* Aim of the task
Exactly as they appear, output all of the records. Skip any images.
————
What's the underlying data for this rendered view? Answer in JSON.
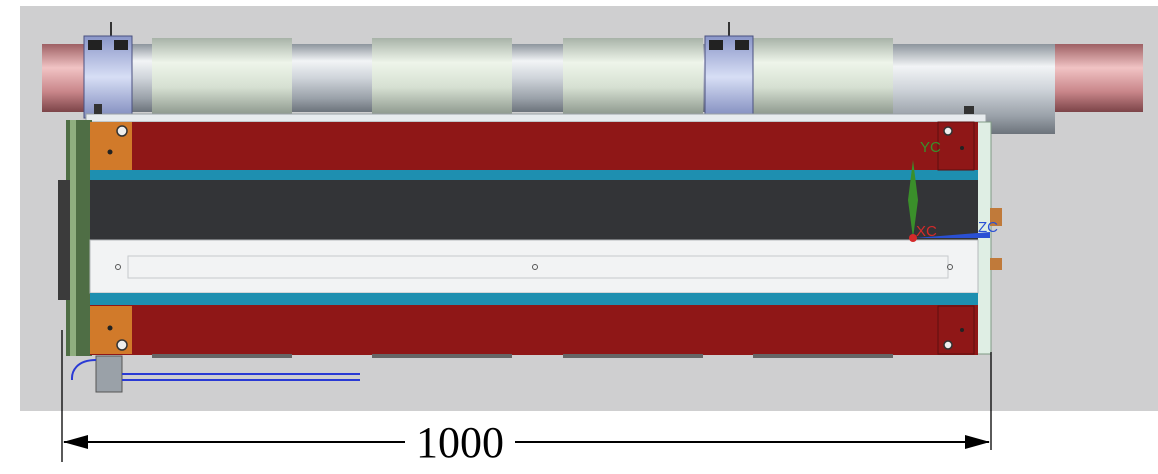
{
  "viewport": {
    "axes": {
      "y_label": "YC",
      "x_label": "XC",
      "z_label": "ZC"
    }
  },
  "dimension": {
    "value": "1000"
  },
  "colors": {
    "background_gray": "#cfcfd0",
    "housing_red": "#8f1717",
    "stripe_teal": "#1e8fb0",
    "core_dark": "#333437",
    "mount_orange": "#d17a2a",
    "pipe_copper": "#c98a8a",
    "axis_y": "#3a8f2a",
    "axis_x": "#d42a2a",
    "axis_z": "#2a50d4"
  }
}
————
* Complete answer
What's the underlying data for this rendered view? Answer in JSON.
{
  "viewport": {
    "axes": {
      "y_label": "YC",
      "x_label": "XC",
      "z_label": "ZC"
    }
  },
  "dimension": {
    "value": "1000"
  },
  "colors": {
    "background_gray": "#cfcfd0",
    "housing_red": "#8f1717",
    "stripe_teal": "#1e8fb0",
    "core_dark": "#333437",
    "mount_orange": "#d17a2a",
    "pipe_copper": "#c98a8a",
    "axis_y": "#3a8f2a",
    "axis_x": "#d42a2a",
    "axis_z": "#2a50d4"
  }
}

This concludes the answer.